## What to produce
Return every line of the records below verbatim, with no pictures in the copy.

[Start of Material for this exercise]

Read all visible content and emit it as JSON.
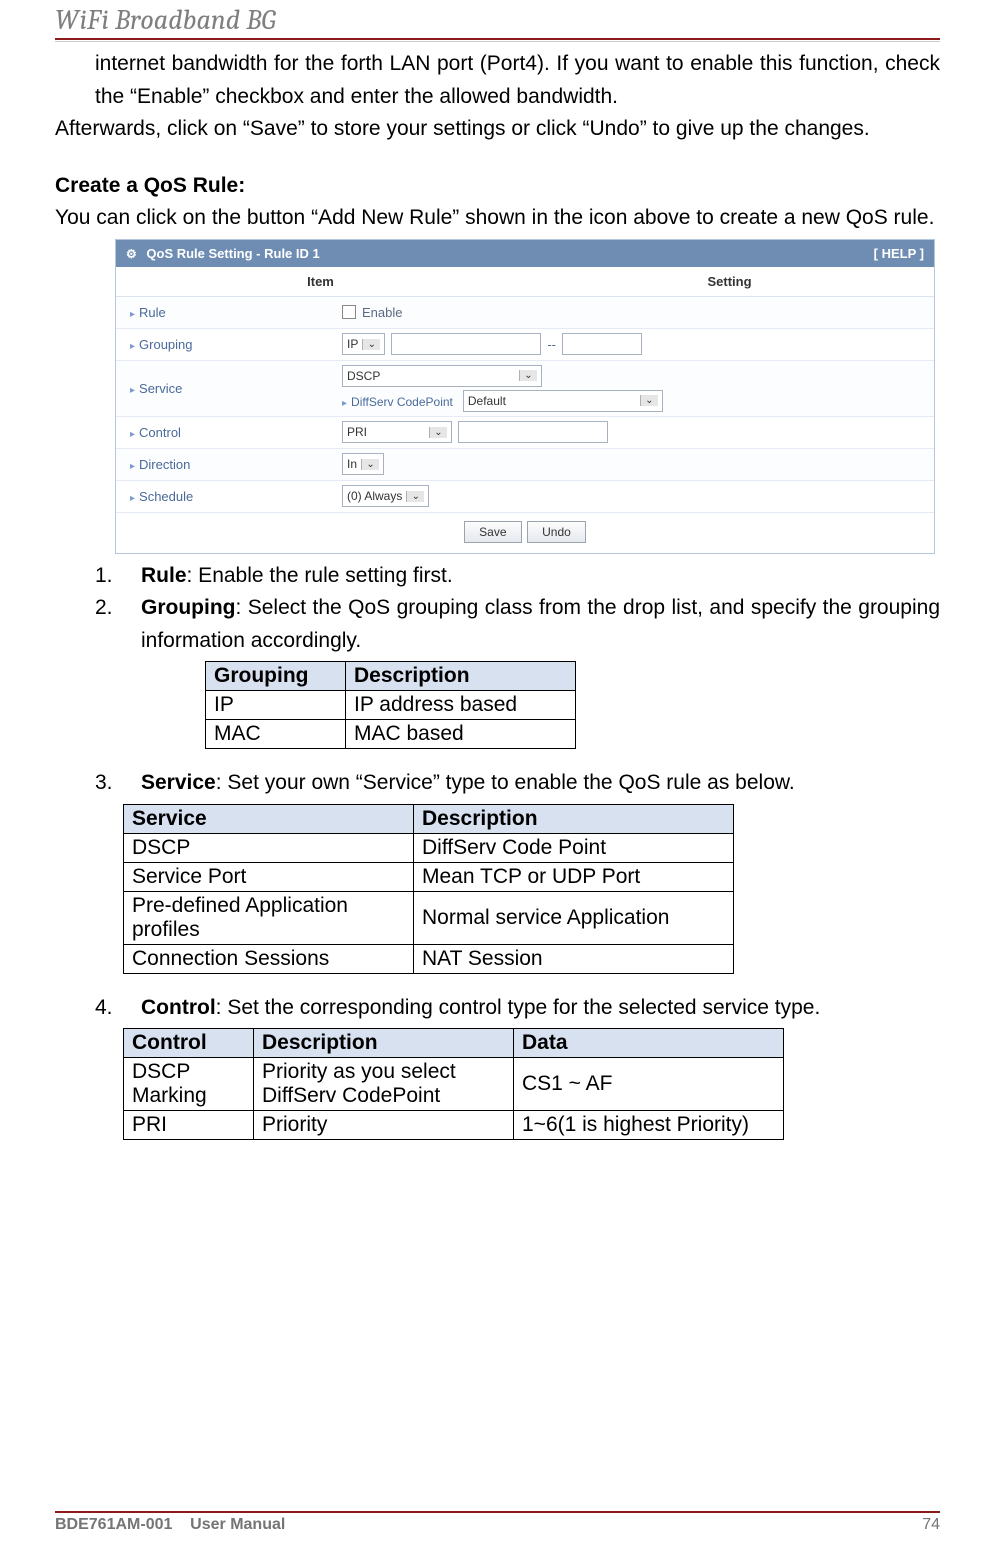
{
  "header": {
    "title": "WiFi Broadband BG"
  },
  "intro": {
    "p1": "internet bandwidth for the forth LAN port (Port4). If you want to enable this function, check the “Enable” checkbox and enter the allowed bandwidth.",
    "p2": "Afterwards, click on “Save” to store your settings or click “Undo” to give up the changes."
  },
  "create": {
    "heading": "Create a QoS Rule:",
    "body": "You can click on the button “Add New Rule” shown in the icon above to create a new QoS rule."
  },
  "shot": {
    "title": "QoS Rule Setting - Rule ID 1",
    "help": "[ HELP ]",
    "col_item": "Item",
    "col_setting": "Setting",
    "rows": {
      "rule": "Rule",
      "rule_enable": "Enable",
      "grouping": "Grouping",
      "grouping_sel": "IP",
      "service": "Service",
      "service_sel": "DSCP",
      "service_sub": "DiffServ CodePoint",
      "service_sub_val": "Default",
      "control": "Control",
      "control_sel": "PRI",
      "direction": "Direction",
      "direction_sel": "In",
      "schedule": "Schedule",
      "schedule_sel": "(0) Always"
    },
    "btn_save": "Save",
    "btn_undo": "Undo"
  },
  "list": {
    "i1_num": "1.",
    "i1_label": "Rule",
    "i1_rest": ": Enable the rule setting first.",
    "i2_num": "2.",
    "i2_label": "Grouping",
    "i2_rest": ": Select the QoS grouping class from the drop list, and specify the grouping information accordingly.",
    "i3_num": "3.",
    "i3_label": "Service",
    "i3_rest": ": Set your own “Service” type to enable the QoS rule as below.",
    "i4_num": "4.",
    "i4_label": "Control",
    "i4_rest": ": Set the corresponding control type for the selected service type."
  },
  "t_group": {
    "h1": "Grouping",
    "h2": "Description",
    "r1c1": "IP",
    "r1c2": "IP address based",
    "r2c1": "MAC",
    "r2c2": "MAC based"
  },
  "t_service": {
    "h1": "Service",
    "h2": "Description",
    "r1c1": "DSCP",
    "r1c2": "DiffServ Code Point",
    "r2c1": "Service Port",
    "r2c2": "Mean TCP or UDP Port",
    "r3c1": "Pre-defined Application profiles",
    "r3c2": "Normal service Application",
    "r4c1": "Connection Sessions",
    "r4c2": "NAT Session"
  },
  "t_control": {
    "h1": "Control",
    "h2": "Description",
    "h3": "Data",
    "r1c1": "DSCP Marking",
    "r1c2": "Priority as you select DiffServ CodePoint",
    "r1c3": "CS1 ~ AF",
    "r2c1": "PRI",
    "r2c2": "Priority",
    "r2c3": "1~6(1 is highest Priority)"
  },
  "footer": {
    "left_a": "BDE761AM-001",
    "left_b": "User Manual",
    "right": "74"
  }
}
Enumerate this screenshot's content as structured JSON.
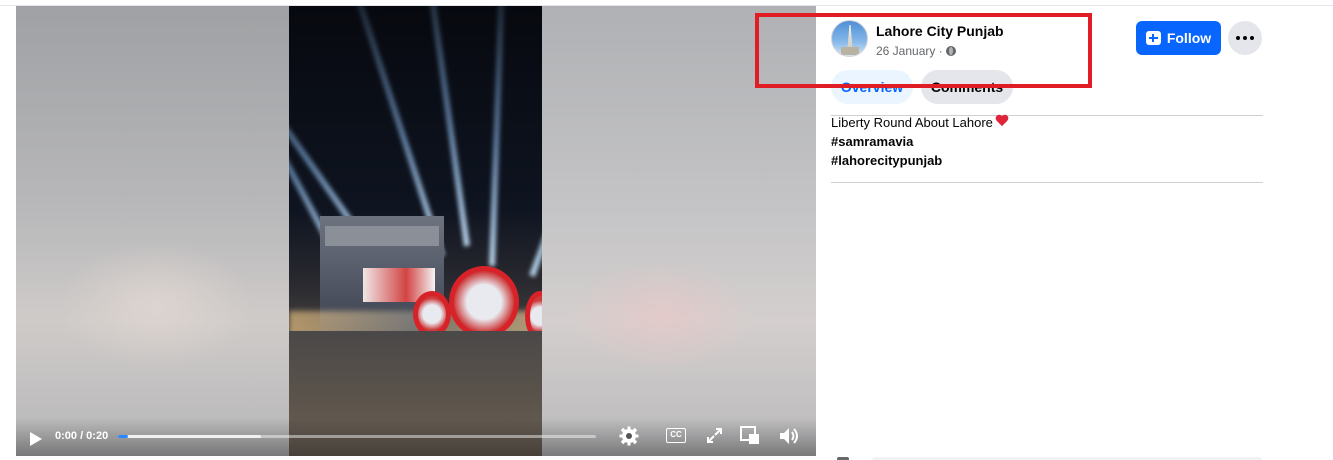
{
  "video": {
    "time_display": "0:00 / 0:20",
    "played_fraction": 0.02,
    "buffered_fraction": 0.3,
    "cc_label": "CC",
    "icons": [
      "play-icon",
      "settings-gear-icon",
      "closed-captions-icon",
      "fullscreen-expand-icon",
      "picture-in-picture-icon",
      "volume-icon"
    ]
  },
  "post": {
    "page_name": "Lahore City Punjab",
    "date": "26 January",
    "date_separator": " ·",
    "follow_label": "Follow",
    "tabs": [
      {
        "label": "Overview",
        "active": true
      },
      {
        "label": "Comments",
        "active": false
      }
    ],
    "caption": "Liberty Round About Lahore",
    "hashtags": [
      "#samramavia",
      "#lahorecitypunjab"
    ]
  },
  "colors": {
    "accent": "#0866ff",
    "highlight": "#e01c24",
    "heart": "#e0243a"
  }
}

[End of Material for this exercise]

## Response below
Read all visible content and emit it as JSON.
{
  "header": {
    "title": "WiFi Broadband BG"
  },
  "intro": {
    "p1": "internet bandwidth for the forth LAN port (Port4). If you want to enable this function, check the “Enable” checkbox and enter the allowed bandwidth.",
    "p2": "Afterwards, click on “Save” to store your settings or click “Undo” to give up the changes."
  },
  "create": {
    "heading": "Create a QoS Rule:",
    "body": "You can click on the button “Add New Rule” shown in the icon above to create a new QoS rule."
  },
  "shot": {
    "title": "QoS Rule Setting - Rule ID 1",
    "help": "[ HELP ]",
    "col_item": "Item",
    "col_setting": "Setting",
    "rows": {
      "rule": "Rule",
      "rule_enable": "Enable",
      "grouping": "Grouping",
      "grouping_sel": "IP",
      "service": "Service",
      "service_sel": "DSCP",
      "service_sub": "DiffServ CodePoint",
      "service_sub_val": "Default",
      "control": "Control",
      "control_sel": "PRI",
      "direction": "Direction",
      "direction_sel": "In",
      "schedule": "Schedule",
      "schedule_sel": "(0) Always"
    },
    "btn_save": "Save",
    "btn_undo": "Undo"
  },
  "list": {
    "i1_num": "1.",
    "i1_label": "Rule",
    "i1_rest": ": Enable the rule setting first.",
    "i2_num": "2.",
    "i2_label": "Grouping",
    "i2_rest": ": Select the QoS grouping class from the drop list, and specify the grouping information accordingly.",
    "i3_num": "3.",
    "i3_label": "Service",
    "i3_rest": ": Set your own “Service” type to enable the QoS rule as below.",
    "i4_num": "4.",
    "i4_label": "Control",
    "i4_rest": ": Set the corresponding control type for the selected service type."
  },
  "t_group": {
    "h1": "Grouping",
    "h2": "Description",
    "r1c1": "IP",
    "r1c2": "IP address based",
    "r2c1": "MAC",
    "r2c2": "MAC based"
  },
  "t_service": {
    "h1": "Service",
    "h2": "Description",
    "r1c1": "DSCP",
    "r1c2": "DiffServ Code Point",
    "r2c1": "Service Port",
    "r2c2": "Mean TCP or UDP Port",
    "r3c1": "Pre-defined Application profiles",
    "r3c2": "Normal service Application",
    "r4c1": "Connection Sessions",
    "r4c2": "NAT Session"
  },
  "t_control": {
    "h1": "Control",
    "h2": "Description",
    "h3": "Data",
    "r1c1": "DSCP Marking",
    "r1c2": "Priority as you select DiffServ CodePoint",
    "r1c3": "CS1 ~ AF",
    "r2c1": "PRI",
    "r2c2": "Priority",
    "r2c3": "1~6(1 is highest Priority)"
  },
  "footer": {
    "left_a": "BDE761AM-001",
    "left_b": "User Manual",
    "right": "74"
  }
}
Enumerate this screenshot's content as structured JSON.
{
  "video": {
    "time_display": "0:00 / 0:20",
    "played_fraction": 0.02,
    "buffered_fraction": 0.3,
    "cc_label": "CC",
    "icons": [
      "play-icon",
      "settings-gear-icon",
      "closed-captions-icon",
      "fullscreen-expand-icon",
      "picture-in-picture-icon",
      "volume-icon"
    ]
  },
  "post": {
    "page_name": "Lahore City Punjab",
    "date": "26 January",
    "date_separator": " ·",
    "follow_label": "Follow",
    "tabs": [
      {
        "label": "Overview",
        "active": true
      },
      {
        "label": "Comments",
        "active": false
      }
    ],
    "caption": "Liberty Round About Lahore",
    "hashtags": [
      "#samramavia",
      "#lahorecitypunjab"
    ]
  },
  "colors": {
    "accent": "#0866ff",
    "highlight": "#e01c24",
    "heart": "#e0243a"
  }
}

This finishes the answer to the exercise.